— Start Entries provided —

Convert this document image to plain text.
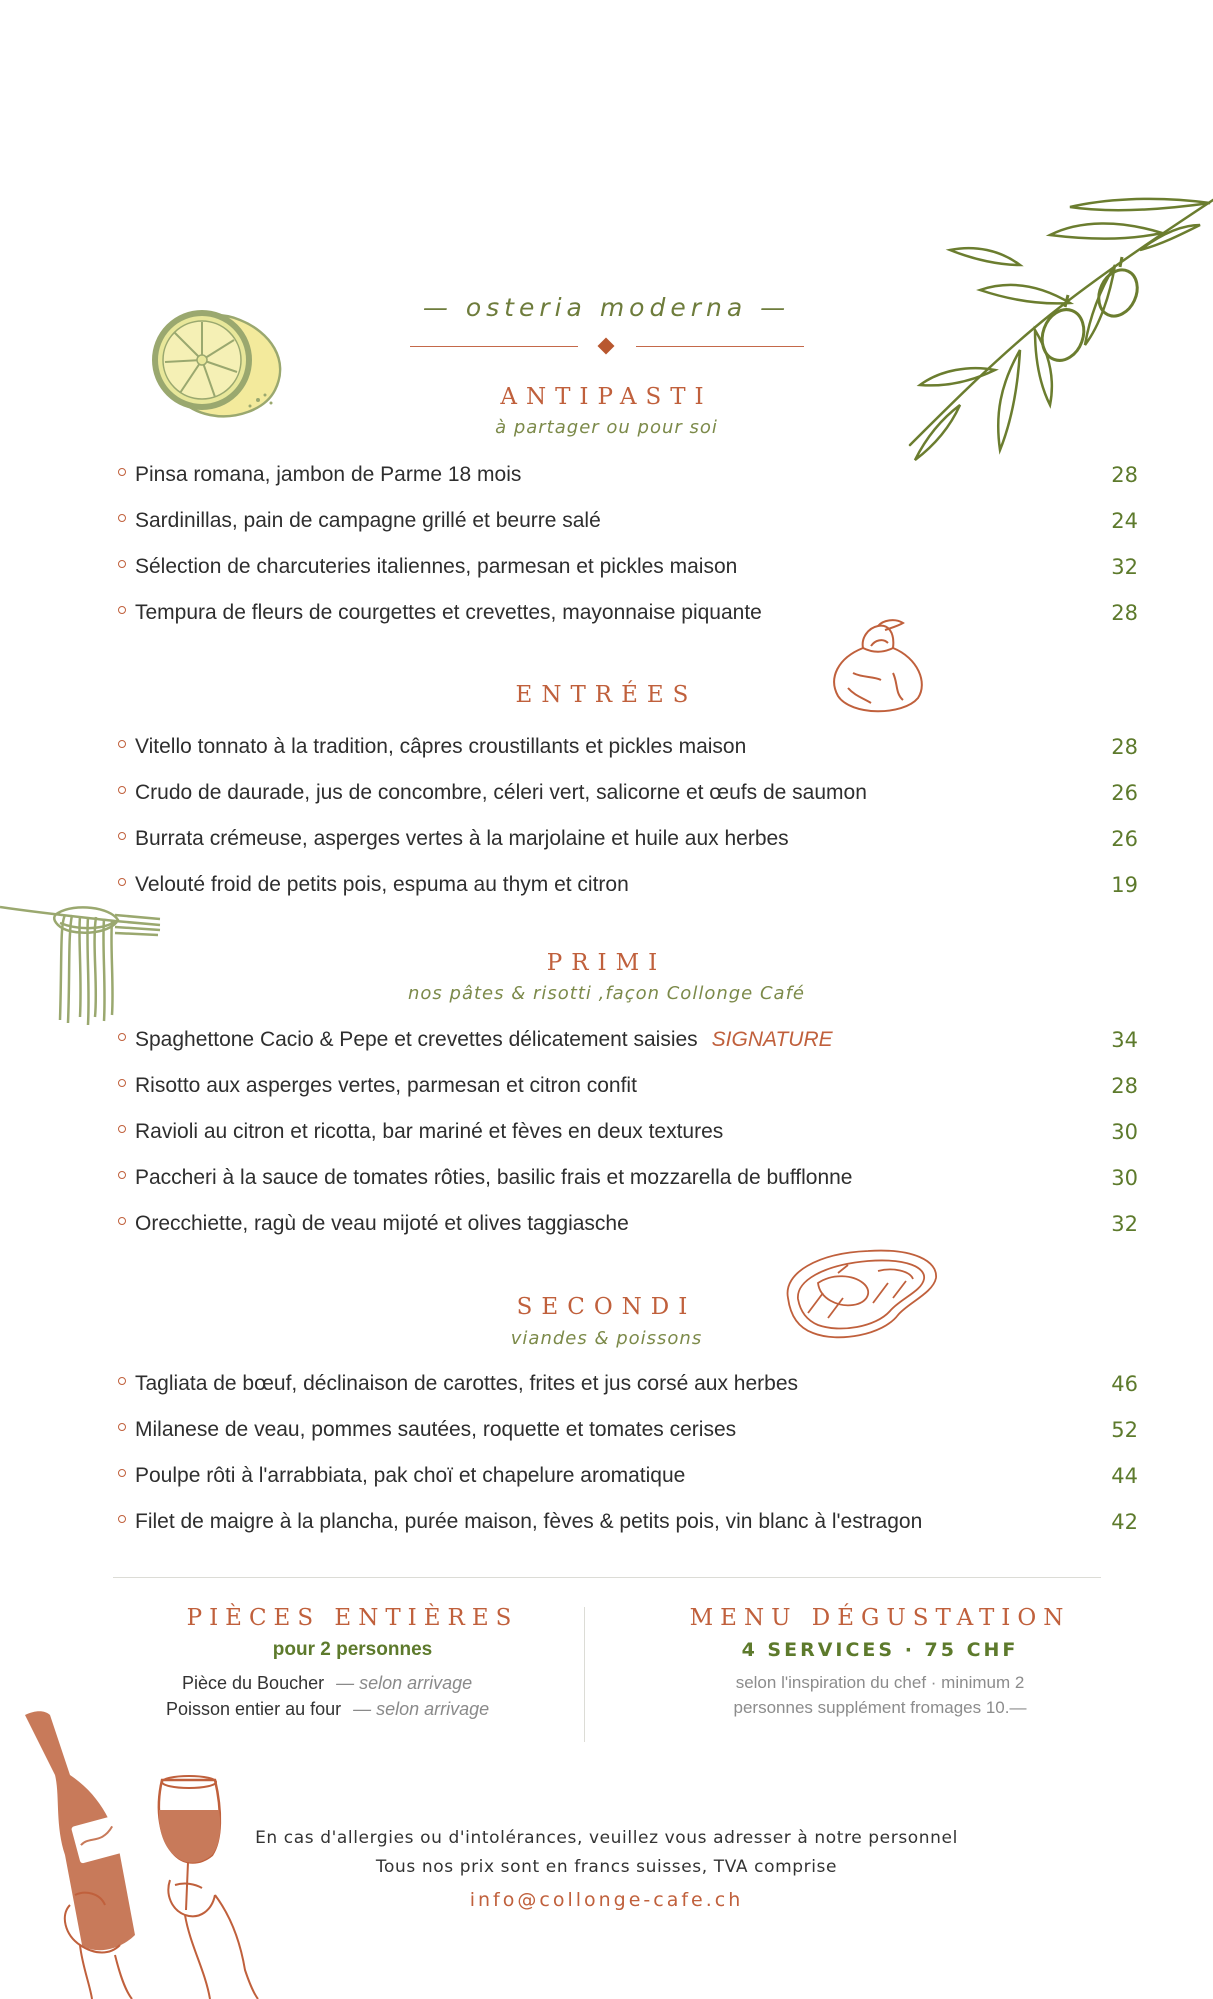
— osteria moderna —
ANTIPASTI
à partager ou pour soi
Pinsa romana, jambon de Parme 18 mois	28
Sardinillas, pain de campagne grillé et beurre salé	24
Sélection de charcuteries italiennes, parmesan et pickles maison	32
Tempura de fleurs de courgettes et crevettes, mayonnaise piquante	28
ENTRÉES
Vitello tonnato à la tradition, câpres croustillants et pickles maison	28
Crudo de daurade, jus de concombre, céleri vert, salicorne et œufs de saumon	26
Burrata crémeuse, asperges vertes à la marjolaine et huile aux herbes	26
Velouté froid de petits pois, espuma au thym et citron	19
PRIMI
nos pâtes & risotti ,façon Collonge Café
Spaghettone Cacio & Pepe et crevettes délicatement saisies SIGNATURE	34
Risotto aux asperges vertes, parmesan et citron confit	28
Ravioli au citron et ricotta, bar mariné et fèves en deux textures	30
Paccheri à la sauce de tomates rôties, basilic frais et mozzarella de bufflonne	30
Orecchiette, ragù de veau mijoté et olives taggiasche	32
SECONDI
viandes & poissons
Tagliata de bœuf, déclinaison de carottes, frites et jus corsé aux herbes	46
Milanese de veau, pommes sautées, roquette et tomates cerises	52
Poulpe rôti à l'arrabbiata, pak choï et chapelure aromatique	44
Filet de maigre à la plancha, purée maison, fèves & petits pois, vin blanc à l'estragon	42
PIÈCES ENTIÈRES
pour 2 personnes
Pièce du Boucher — selon arrivage
Poisson entier au four — selon arrivage
MENU DÉGUSTATION
4 SERVICES · 75 CHF
selon l'inspiration du chef · minimum 2
personnes supplément fromages 10.—
En cas d'allergies ou d'intolérances, veuillez vous adresser à notre personnel
Tous nos prix sont en francs suisses, TVA comprise
info@collonge-cafe.ch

— End Entries provided —

▶ Problem statement
Locate all lines holding the word "citron", then copy them out.

▶ Solution to the problem
Velouté froid de petits pois, espuma au thym et citron	19
Risotto aux asperges vertes, parmesan et citron confit	28
Ravioli au citron et ricotta, bar mariné et fèves en deux textures	30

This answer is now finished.